→ **Task details**:
Copy out the rows from the first one through the line containing "45, 225, 53]", including both ends, with no changes.

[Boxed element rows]
◆ ◆ ◆ ◆ ◆
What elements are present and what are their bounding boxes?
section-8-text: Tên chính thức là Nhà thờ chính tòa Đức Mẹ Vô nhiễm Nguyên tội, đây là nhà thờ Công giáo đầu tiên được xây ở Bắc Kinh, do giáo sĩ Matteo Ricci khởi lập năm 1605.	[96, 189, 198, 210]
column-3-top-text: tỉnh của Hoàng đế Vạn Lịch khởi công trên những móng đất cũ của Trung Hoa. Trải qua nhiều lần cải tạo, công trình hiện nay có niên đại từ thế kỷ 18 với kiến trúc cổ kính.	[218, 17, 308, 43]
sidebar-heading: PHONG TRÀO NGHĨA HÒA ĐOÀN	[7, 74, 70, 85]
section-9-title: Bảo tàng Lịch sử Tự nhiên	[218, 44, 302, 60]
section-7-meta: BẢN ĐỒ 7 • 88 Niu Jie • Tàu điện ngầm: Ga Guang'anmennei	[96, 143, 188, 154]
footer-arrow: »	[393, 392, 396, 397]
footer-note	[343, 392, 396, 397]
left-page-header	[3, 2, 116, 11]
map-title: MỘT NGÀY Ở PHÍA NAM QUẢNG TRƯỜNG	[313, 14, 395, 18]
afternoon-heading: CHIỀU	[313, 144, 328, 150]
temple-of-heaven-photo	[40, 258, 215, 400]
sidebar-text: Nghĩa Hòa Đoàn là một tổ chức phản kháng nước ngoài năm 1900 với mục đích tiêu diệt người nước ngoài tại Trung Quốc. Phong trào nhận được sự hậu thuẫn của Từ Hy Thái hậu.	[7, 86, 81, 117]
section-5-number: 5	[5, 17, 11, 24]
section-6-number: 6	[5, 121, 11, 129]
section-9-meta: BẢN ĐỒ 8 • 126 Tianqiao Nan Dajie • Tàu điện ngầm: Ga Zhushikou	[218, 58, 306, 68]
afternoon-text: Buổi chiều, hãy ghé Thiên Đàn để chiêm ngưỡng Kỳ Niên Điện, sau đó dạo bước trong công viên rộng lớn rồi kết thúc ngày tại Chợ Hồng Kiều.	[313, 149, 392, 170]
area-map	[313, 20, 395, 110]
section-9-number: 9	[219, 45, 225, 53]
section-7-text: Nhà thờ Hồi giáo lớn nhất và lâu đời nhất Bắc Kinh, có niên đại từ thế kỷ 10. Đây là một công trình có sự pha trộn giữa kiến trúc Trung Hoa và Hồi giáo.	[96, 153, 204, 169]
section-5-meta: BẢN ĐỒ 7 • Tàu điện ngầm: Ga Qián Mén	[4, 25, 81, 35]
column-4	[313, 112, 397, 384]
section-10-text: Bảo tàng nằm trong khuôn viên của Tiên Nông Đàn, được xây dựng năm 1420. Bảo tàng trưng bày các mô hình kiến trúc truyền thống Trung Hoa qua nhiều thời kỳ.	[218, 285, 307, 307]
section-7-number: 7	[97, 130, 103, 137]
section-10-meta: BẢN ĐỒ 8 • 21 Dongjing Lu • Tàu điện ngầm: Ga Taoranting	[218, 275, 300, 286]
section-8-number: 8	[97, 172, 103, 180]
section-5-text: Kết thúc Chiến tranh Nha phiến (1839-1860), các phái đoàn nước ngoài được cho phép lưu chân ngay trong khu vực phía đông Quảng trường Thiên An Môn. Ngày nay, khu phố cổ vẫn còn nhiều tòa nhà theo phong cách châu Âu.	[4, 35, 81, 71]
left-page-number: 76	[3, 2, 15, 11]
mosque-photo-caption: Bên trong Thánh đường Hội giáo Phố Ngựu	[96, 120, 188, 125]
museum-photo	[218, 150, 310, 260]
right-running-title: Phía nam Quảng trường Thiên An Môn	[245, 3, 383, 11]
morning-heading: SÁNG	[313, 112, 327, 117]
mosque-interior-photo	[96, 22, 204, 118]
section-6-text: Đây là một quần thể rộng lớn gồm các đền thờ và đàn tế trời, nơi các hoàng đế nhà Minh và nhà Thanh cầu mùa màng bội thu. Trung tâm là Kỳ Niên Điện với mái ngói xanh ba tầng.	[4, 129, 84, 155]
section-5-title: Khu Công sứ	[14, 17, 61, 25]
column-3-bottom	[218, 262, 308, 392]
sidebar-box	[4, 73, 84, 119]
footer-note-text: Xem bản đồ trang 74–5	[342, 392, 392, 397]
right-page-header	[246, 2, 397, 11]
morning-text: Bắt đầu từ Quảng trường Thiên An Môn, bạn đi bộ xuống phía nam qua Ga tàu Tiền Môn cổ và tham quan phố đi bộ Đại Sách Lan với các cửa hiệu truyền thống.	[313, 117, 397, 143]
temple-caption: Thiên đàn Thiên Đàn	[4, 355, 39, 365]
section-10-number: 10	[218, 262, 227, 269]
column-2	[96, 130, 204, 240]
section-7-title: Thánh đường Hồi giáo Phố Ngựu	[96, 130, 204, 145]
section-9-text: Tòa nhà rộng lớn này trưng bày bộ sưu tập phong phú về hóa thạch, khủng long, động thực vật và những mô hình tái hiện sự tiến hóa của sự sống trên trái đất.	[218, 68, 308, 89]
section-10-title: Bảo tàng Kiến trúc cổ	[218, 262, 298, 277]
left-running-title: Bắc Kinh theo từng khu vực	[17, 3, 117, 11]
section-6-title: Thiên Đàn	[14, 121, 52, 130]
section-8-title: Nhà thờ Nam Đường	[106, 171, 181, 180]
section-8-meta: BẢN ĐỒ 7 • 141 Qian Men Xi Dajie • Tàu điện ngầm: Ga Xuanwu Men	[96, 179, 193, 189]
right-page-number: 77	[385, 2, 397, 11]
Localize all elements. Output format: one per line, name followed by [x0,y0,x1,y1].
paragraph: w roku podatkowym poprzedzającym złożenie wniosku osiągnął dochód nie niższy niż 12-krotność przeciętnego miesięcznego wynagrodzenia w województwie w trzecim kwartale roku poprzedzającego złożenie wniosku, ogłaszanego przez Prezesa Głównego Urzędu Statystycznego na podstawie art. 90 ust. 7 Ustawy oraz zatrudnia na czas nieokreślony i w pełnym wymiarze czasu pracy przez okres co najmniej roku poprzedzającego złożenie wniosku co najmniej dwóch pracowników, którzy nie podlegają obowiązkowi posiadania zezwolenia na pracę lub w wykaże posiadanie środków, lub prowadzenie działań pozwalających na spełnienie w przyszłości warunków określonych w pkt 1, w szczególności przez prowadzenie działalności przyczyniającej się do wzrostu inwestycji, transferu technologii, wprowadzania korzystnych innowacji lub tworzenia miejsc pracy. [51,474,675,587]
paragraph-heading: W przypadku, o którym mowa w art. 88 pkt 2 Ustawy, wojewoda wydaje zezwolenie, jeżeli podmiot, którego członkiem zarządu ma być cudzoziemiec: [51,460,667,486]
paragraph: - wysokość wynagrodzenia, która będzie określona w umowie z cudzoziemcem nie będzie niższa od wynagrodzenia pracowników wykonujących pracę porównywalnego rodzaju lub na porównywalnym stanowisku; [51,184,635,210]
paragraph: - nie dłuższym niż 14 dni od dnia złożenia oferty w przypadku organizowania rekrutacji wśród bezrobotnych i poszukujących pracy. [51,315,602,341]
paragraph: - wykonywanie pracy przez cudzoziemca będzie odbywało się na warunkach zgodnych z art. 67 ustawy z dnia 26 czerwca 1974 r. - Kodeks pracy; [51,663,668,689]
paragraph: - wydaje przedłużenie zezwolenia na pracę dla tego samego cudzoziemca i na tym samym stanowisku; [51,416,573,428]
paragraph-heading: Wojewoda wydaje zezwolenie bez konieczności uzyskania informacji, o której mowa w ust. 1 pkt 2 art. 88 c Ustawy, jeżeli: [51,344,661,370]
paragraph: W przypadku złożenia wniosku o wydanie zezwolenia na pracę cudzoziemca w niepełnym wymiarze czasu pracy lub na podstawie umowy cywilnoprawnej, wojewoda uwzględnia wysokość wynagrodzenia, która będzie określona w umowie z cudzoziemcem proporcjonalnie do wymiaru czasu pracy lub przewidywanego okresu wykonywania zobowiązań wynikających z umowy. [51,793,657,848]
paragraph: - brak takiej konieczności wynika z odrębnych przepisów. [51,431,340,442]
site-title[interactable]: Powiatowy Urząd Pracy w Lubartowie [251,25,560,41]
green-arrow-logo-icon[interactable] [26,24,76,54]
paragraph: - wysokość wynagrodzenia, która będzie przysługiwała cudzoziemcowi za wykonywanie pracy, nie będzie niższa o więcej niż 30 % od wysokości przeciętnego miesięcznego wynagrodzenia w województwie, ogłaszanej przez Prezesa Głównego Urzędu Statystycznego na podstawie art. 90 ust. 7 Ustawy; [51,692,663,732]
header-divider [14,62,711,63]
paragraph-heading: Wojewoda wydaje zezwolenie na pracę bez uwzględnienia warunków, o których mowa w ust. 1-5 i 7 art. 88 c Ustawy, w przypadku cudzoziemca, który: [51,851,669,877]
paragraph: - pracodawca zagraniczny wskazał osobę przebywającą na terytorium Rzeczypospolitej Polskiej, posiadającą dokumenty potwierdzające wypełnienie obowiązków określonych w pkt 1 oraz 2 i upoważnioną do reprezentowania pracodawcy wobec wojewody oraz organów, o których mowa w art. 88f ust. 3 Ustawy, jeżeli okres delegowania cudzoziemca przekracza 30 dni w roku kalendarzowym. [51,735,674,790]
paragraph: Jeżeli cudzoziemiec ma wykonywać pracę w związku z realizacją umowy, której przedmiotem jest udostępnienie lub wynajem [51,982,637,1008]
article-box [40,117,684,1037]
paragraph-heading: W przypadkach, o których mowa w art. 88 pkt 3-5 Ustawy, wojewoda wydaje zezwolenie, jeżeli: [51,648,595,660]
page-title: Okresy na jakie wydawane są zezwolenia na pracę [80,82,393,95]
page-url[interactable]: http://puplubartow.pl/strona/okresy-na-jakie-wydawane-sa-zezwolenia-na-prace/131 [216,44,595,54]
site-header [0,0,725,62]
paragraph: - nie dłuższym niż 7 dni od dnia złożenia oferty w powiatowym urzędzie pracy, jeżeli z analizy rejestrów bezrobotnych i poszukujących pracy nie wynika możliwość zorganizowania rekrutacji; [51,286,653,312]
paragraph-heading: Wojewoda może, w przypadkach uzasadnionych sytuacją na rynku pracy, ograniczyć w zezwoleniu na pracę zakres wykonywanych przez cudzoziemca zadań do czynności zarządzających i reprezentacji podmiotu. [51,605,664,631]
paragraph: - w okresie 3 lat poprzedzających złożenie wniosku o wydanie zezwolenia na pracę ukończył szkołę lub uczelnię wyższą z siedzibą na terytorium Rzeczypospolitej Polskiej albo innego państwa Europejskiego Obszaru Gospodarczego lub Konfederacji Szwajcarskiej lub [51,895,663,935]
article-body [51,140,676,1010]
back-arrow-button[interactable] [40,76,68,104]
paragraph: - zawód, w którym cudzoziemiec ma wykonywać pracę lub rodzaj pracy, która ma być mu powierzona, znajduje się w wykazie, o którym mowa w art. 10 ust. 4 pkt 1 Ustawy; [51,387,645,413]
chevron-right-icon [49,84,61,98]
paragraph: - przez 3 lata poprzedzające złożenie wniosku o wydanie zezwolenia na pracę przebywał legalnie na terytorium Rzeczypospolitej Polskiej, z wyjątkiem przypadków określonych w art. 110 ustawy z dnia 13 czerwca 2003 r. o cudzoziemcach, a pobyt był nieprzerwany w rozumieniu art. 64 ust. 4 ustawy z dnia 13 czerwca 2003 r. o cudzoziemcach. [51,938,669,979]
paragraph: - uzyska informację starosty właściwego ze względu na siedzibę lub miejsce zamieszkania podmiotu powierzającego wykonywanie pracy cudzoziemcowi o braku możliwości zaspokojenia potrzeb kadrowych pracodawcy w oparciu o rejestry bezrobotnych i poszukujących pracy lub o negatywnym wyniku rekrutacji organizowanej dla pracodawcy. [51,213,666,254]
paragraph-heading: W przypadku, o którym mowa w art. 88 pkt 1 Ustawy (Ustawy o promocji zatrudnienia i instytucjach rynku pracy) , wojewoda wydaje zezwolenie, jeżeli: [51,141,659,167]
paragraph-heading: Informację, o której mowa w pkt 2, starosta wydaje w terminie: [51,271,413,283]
◆ ◆ ◆ ◆ ◆
→ **Reply**:
What elements are present and what are their bounding boxes?
section-8-text: Tên chính thức là Nhà thờ chính tòa Đức Mẹ Vô nhiễm Nguyên tội, đây là nhà thờ Công giáo đầu tiên được xây ở Bắc Kinh, do giáo sĩ Matteo Ricci khởi lập năm 1605.	[96, 189, 198, 210]
column-3-top-text: tỉnh của Hoàng đế Vạn Lịch khởi công trên những móng đất cũ của Trung Hoa. Trải qua nhiều lần cải tạo, công trình hiện nay có niên đại từ thế kỷ 18 với kiến trúc cổ kính.	[218, 17, 308, 43]
sidebar-heading: PHONG TRÀO NGHĨA HÒA ĐOÀN	[7, 74, 70, 85]
section-9-title: Bảo tàng Lịch sử Tự nhiên	[218, 44, 302, 60]
section-7-meta: BẢN ĐỒ 7 • 88 Niu Jie • Tàu điện ngầm: Ga Guang'anmennei	[96, 143, 188, 154]
footer-arrow: »	[393, 392, 396, 397]
footer-note	[343, 392, 396, 397]
left-page-header	[3, 2, 116, 11]
map-title: MỘT NGÀY Ở PHÍA NAM QUẢNG TRƯỜNG	[313, 14, 395, 18]
afternoon-heading: CHIỀU	[313, 144, 328, 150]
temple-of-heaven-photo	[40, 258, 215, 400]
sidebar-text: Nghĩa Hòa Đoàn là một tổ chức phản kháng nước ngoài năm 1900 với mục đích tiêu diệt người nước ngoài tại Trung Quốc. Phong trào nhận được sự hậu thuẫn của Từ Hy Thái hậu.	[7, 86, 81, 117]
section-5-number: 5	[5, 17, 11, 24]
section-6-number: 6	[5, 121, 11, 129]
section-9-meta: BẢN ĐỒ 8 • 126 Tianqiao Nan Dajie • Tàu điện ngầm: Ga Zhushikou	[218, 58, 306, 68]
afternoon-text: Buổi chiều, hãy ghé Thiên Đàn để chiêm ngưỡng Kỳ Niên Điện, sau đó dạo bước trong công viên rộng lớn rồi kết thúc ngày tại Chợ Hồng Kiều.	[313, 149, 392, 170]
area-map	[313, 20, 395, 110]
section-9-number: 9	[219, 45, 225, 53]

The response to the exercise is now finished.